**Directive**
Copy each line where the word "view" occurs.

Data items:

******************************

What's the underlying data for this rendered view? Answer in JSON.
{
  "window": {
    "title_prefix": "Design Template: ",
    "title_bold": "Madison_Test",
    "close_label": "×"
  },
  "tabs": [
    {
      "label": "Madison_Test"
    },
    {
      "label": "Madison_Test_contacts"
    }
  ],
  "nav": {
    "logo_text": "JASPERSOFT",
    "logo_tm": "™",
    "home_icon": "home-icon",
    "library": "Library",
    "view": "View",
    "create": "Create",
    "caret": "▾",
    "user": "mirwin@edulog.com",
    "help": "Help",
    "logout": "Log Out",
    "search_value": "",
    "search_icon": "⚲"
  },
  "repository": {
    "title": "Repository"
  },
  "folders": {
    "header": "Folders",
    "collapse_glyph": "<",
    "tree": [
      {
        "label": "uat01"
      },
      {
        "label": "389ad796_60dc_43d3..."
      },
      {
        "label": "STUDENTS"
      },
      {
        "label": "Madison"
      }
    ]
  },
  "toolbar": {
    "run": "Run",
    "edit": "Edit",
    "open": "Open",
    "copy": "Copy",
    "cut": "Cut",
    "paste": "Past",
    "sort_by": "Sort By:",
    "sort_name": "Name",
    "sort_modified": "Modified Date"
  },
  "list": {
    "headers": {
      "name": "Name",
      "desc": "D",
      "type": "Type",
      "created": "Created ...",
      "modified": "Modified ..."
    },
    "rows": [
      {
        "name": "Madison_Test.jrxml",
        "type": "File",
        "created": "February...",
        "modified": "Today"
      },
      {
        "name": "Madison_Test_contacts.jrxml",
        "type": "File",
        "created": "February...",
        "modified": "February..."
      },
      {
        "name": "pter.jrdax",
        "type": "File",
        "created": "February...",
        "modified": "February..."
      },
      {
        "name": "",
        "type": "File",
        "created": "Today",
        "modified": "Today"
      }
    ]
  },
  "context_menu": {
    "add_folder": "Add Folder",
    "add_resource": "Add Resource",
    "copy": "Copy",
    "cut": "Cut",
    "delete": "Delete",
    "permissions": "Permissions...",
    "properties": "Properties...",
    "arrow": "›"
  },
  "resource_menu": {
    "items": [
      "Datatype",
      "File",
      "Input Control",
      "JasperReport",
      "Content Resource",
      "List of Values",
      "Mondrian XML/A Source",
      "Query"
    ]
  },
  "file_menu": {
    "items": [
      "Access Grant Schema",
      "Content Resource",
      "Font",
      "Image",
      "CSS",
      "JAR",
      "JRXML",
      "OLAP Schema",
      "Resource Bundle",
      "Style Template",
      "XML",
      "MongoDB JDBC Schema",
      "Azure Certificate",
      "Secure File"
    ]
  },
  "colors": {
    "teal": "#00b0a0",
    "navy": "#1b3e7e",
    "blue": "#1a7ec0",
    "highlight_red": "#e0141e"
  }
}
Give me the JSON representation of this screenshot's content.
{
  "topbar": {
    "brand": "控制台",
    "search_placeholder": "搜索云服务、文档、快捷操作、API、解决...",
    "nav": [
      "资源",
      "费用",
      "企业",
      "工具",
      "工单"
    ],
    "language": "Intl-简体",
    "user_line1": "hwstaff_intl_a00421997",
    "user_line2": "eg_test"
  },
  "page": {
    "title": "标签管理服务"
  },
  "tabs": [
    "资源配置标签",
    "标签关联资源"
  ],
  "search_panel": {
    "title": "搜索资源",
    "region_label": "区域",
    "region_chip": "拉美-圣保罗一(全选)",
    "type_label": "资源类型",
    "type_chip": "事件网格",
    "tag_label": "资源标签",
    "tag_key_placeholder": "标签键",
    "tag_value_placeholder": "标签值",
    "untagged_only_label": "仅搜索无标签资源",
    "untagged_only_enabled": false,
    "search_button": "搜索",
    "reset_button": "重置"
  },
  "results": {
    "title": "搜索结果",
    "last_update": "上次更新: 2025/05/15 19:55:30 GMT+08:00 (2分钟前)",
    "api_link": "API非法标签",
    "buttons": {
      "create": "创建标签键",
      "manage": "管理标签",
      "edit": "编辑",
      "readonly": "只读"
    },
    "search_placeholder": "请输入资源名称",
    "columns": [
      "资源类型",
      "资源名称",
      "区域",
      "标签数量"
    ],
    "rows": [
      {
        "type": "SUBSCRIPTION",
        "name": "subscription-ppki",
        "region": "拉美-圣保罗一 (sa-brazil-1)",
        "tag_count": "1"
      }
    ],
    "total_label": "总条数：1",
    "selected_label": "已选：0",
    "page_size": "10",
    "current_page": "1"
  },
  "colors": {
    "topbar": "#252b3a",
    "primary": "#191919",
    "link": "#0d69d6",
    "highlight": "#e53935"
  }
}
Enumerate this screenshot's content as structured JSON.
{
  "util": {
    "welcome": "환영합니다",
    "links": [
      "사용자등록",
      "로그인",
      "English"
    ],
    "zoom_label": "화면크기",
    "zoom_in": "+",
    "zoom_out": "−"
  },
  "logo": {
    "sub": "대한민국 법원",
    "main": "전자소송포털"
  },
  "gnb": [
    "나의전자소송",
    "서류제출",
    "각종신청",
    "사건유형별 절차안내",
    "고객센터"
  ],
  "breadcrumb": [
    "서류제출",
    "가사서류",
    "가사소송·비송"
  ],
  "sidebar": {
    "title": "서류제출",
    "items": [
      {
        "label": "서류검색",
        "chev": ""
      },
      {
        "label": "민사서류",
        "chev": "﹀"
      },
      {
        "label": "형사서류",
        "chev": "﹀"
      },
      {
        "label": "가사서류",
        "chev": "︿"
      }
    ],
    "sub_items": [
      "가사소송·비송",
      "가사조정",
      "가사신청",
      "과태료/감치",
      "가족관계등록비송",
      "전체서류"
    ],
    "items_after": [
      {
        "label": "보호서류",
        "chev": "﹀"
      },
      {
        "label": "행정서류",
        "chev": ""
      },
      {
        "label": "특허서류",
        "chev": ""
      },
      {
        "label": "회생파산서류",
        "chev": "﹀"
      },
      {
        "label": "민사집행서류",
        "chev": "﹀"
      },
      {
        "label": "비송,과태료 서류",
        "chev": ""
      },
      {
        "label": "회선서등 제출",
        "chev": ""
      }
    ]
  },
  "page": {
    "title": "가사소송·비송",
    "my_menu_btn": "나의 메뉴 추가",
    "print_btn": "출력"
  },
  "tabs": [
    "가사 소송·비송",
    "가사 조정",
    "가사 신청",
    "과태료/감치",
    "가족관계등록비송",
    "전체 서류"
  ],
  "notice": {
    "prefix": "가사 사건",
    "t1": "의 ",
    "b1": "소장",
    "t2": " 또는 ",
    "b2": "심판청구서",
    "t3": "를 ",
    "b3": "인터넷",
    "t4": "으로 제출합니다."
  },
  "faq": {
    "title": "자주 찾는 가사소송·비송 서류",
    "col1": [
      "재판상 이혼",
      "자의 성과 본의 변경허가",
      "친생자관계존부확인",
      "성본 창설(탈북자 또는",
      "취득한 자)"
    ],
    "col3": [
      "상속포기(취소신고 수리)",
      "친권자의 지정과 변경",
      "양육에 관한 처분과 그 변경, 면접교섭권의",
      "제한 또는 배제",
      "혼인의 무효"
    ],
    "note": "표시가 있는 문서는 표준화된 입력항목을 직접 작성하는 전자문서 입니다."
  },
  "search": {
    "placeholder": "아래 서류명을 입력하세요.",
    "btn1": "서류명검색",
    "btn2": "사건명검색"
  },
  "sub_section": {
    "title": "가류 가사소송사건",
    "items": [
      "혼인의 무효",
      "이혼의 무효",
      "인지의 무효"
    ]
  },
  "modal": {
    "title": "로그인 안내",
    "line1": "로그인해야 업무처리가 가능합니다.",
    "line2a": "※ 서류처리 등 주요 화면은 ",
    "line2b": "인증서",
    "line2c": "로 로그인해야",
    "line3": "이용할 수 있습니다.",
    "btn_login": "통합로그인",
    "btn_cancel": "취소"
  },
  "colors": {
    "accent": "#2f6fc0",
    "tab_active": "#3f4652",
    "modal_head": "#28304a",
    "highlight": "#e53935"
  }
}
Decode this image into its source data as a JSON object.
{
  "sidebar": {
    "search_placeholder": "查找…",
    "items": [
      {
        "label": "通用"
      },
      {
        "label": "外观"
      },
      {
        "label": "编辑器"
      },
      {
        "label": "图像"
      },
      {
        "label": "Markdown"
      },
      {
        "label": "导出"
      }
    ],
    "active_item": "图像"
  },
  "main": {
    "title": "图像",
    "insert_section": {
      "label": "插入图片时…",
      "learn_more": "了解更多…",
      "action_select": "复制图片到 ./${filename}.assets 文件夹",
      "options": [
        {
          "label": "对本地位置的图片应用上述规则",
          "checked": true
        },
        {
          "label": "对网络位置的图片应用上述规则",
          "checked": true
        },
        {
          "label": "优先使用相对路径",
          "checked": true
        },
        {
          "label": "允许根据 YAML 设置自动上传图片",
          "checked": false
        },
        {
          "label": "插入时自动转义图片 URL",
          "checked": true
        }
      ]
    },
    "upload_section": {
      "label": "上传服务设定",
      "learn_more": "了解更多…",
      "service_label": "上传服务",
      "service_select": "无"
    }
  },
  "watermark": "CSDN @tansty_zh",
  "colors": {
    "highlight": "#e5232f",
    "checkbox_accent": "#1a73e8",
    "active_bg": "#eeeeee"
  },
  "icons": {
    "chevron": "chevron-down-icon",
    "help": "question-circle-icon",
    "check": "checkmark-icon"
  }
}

******************************

**Finished answer**
What's the underlying data for this rendered view? Answer in JSON.
    "view": "View",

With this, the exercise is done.